▸ Information supplied
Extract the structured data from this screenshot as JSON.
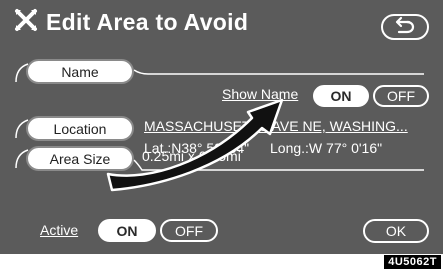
{
  "header": {
    "title": "Edit Area to Avoid",
    "title_icon": "crossed-swords-icon",
    "back_icon": "back-arrow-icon"
  },
  "name_section": {
    "name_button": "Name",
    "show_name_label": "Show Name",
    "on_label": "ON",
    "off_label": "OFF",
    "selected": "ON"
  },
  "location_section": {
    "location_button": "Location",
    "address": "MASSACHUSETTS AVE NE, WASHING...",
    "latitude": "Lat.:N38° 53' 34\"",
    "longitude": "Long.:W 77° 0'16\""
  },
  "area_section": {
    "area_size_button": "Area Size",
    "size": "0.25mi x 0.25mi"
  },
  "footer": {
    "active_label": "Active",
    "on_label": "ON",
    "off_label": "OFF",
    "selected": "ON",
    "ok_label": "OK"
  },
  "reference_code": "4U5062T",
  "colors": {
    "screen_background": "#5b5b5b",
    "text": "#ffffff",
    "selected_background": "#ffffff",
    "arrow": "#111111"
  }
}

▸ Description of the task
Print the entries above exactly, taking out only the pictures.

▸ In response
Extract the structured data from this screenshot as JSON.
{
  "header": {
    "title": "Edit Area to Avoid",
    "title_icon": "crossed-swords-icon",
    "back_icon": "back-arrow-icon"
  },
  "name_section": {
    "name_button": "Name",
    "show_name_label": "Show Name",
    "on_label": "ON",
    "off_label": "OFF",
    "selected": "ON"
  },
  "location_section": {
    "location_button": "Location",
    "address": "MASSACHUSETTS AVE NE, WASHING...",
    "latitude": "Lat.:N38° 53' 34\"",
    "longitude": "Long.:W 77° 0'16\""
  },
  "area_section": {
    "area_size_button": "Area Size",
    "size": "0.25mi x 0.25mi"
  },
  "footer": {
    "active_label": "Active",
    "on_label": "ON",
    "off_label": "OFF",
    "selected": "ON",
    "ok_label": "OK"
  },
  "reference_code": "4U5062T",
  "colors": {
    "screen_background": "#5b5b5b",
    "text": "#ffffff",
    "selected_background": "#ffffff",
    "arrow": "#111111"
  }
}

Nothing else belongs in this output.